[Stored items from a collection]
** Start **

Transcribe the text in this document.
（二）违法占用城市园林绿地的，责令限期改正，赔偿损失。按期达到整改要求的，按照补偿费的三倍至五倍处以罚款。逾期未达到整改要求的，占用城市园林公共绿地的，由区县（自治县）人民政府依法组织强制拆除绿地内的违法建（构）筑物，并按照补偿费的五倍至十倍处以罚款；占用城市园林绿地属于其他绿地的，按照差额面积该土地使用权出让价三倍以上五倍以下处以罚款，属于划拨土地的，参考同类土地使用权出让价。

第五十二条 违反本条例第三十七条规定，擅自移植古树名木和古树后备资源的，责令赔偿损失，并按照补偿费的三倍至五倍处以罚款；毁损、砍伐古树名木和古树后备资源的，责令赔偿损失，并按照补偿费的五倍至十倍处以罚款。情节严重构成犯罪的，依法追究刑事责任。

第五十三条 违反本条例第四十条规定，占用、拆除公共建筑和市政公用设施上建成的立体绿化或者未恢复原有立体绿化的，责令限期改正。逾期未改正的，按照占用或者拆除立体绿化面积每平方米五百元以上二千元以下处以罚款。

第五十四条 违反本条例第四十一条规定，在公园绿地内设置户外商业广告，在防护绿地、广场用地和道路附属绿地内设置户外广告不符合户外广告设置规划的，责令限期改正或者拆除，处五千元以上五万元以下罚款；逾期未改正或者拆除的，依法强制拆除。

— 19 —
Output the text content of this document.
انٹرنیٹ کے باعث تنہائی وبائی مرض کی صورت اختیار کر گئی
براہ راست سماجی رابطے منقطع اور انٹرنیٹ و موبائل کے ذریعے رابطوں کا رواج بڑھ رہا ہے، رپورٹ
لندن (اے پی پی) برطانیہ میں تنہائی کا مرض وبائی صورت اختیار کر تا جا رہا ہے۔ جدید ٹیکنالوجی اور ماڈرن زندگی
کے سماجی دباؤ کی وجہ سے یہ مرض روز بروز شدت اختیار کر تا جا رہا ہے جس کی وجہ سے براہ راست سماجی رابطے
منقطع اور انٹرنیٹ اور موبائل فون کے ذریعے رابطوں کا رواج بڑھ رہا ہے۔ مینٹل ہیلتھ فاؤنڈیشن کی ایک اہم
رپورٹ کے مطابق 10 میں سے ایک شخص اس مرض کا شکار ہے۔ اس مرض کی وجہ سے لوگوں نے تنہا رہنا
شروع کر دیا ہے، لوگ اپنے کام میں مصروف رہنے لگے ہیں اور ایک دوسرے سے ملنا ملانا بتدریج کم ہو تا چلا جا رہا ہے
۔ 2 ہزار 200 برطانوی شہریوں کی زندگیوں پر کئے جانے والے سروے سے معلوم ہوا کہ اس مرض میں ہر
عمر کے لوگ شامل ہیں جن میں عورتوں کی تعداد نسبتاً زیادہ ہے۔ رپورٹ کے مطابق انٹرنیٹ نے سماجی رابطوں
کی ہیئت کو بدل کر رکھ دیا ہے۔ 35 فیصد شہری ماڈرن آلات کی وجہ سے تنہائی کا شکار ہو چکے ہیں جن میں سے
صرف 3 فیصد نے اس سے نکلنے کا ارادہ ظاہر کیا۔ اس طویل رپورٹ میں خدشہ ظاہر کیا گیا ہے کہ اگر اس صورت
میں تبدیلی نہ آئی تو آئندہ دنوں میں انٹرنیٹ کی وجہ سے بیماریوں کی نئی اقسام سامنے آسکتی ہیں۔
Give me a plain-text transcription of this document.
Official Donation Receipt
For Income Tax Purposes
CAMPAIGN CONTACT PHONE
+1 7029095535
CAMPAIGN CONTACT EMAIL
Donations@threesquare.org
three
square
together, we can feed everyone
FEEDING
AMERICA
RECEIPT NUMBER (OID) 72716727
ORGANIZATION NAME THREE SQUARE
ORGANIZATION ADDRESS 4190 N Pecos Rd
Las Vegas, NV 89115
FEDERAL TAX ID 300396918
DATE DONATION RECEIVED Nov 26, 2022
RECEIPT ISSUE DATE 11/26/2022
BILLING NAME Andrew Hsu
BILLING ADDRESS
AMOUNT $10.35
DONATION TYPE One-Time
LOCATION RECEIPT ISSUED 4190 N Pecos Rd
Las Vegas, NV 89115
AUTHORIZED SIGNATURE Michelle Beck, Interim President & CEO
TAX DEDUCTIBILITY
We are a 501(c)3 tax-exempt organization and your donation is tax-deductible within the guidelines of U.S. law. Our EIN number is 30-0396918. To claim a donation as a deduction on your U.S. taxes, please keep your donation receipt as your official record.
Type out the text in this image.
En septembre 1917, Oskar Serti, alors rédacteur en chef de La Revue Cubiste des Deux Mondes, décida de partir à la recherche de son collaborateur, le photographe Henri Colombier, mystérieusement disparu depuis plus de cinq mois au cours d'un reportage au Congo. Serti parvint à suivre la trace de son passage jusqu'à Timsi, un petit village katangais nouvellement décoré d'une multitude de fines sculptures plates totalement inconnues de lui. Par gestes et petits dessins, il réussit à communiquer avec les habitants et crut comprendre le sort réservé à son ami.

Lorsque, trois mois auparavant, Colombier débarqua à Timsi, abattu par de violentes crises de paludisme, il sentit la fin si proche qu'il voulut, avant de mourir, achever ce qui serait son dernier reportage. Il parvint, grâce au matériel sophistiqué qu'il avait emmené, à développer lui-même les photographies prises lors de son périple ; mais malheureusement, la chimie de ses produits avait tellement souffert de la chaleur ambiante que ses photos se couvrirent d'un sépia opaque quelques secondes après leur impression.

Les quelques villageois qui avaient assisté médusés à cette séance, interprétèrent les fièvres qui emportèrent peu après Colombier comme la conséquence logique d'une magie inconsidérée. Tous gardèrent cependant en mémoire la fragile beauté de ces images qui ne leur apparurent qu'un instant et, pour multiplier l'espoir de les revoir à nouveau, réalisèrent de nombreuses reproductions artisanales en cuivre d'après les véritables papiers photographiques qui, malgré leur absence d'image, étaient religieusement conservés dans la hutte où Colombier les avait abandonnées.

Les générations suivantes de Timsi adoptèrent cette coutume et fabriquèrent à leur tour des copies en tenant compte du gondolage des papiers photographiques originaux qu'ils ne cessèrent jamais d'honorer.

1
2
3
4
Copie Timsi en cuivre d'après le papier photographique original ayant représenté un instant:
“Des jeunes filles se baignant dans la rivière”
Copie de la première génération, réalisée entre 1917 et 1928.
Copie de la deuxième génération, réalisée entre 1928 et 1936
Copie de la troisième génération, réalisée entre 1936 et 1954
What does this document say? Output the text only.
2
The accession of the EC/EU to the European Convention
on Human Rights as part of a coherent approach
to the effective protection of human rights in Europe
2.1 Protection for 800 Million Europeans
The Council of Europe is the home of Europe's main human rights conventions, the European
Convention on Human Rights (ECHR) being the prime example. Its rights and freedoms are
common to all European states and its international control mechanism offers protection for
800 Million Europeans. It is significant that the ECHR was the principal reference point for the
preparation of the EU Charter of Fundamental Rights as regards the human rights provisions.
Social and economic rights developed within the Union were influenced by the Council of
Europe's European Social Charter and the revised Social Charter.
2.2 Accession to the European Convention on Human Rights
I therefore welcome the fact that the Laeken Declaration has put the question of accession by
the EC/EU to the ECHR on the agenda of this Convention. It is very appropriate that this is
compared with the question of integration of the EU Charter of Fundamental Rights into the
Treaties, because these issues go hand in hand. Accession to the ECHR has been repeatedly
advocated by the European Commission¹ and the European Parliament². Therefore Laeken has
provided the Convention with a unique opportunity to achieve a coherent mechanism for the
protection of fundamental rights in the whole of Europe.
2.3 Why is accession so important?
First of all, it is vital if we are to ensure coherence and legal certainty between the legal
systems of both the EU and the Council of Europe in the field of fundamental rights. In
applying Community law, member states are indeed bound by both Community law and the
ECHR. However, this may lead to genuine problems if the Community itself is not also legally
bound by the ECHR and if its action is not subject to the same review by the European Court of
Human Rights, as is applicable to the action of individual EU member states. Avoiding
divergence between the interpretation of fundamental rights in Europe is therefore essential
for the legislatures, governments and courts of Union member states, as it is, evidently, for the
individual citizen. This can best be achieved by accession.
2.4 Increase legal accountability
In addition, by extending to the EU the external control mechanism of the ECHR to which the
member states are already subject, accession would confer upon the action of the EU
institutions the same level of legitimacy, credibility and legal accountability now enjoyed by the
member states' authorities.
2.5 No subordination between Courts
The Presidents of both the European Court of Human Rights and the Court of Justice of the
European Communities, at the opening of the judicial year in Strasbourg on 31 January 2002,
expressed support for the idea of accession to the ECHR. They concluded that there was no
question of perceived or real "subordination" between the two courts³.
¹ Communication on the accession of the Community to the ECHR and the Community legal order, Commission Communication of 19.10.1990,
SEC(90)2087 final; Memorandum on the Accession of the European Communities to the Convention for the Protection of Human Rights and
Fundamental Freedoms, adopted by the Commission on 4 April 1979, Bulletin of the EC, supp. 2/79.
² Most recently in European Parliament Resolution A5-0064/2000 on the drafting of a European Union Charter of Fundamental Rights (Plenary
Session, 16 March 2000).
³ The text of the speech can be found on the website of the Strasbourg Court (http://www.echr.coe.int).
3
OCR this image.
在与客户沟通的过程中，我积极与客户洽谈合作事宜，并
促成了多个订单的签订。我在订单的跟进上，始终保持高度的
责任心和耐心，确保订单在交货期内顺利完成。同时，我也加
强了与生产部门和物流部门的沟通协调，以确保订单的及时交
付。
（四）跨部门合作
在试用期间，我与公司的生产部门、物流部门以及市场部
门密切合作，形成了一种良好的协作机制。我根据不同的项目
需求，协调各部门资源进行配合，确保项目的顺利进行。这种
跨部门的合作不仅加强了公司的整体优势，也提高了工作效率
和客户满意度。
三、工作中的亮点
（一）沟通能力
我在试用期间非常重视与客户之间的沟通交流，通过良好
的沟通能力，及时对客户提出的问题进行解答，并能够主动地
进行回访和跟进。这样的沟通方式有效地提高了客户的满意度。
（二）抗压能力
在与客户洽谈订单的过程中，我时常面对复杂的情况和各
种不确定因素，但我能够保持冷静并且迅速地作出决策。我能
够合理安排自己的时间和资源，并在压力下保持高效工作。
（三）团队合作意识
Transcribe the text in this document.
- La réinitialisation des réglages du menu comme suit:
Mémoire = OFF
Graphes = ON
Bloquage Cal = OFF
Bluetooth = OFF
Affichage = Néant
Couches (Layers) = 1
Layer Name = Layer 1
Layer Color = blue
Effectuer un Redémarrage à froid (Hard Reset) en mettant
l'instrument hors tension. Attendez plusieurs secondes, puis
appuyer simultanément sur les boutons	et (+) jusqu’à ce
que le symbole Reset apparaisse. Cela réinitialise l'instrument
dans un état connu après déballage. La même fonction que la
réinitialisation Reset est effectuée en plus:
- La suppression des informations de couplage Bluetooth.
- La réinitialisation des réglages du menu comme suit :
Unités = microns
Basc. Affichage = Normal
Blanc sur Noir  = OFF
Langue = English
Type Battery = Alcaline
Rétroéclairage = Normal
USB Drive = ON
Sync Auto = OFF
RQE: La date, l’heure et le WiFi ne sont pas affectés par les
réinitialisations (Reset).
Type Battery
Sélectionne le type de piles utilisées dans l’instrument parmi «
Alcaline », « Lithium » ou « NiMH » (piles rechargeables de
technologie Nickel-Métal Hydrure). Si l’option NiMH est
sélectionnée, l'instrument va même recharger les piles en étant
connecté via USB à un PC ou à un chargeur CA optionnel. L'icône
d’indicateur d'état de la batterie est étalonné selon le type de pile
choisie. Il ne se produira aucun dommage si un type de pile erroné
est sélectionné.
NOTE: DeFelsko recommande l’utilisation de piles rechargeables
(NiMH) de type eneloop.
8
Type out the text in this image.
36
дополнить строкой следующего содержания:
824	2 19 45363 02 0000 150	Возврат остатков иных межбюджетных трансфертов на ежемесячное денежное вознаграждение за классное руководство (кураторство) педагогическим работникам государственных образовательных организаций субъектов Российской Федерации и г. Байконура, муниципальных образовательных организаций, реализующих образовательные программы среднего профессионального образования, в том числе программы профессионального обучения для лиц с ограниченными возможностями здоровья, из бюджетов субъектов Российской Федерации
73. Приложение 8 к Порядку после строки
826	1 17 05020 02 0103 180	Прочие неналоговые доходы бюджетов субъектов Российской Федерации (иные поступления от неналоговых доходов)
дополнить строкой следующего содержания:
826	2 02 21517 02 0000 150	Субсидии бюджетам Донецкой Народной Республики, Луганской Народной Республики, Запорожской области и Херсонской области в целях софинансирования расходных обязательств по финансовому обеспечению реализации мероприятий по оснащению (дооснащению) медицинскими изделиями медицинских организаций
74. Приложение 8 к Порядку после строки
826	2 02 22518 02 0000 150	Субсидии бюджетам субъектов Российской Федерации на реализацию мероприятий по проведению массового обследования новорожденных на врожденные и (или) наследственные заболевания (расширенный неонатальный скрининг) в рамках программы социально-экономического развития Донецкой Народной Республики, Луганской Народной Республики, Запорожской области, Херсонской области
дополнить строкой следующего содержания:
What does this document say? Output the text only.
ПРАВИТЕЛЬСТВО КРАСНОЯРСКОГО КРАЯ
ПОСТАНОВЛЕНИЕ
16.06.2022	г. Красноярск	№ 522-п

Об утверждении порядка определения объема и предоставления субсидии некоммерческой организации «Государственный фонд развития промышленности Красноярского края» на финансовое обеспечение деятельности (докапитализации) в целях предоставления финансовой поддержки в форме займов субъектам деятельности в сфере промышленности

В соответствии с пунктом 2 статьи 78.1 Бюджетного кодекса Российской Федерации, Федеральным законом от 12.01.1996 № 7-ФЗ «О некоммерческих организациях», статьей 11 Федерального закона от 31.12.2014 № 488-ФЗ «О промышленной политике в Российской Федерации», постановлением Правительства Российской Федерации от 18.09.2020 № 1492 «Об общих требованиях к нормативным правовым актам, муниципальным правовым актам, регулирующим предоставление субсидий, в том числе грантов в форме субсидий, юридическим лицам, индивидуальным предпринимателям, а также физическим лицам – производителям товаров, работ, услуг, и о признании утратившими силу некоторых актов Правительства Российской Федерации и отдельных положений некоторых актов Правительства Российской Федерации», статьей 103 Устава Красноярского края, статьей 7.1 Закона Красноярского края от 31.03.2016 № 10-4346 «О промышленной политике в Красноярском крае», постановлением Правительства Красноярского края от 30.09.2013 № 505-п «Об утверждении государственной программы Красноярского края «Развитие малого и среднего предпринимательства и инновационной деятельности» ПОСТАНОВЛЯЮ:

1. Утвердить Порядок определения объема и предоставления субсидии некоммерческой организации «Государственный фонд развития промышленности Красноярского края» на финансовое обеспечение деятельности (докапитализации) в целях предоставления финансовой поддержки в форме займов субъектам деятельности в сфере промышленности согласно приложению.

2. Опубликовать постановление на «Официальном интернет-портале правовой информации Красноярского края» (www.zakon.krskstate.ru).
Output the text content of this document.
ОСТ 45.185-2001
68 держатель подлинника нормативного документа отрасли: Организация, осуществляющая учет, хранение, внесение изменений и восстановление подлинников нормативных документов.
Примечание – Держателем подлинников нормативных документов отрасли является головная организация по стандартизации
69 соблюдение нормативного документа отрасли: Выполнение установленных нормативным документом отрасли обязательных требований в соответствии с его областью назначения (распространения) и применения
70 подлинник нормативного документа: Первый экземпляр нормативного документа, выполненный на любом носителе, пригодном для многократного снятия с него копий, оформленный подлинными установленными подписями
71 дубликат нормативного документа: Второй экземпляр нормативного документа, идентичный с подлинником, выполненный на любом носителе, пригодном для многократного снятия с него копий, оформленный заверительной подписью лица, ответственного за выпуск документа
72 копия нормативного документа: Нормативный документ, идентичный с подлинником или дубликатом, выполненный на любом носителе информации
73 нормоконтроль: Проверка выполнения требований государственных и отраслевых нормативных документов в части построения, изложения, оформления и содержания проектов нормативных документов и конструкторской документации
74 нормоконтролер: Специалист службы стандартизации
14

** End **

Count the lines of the listing above that include the word "копий" and state the total with nothing else.

*The output*. 2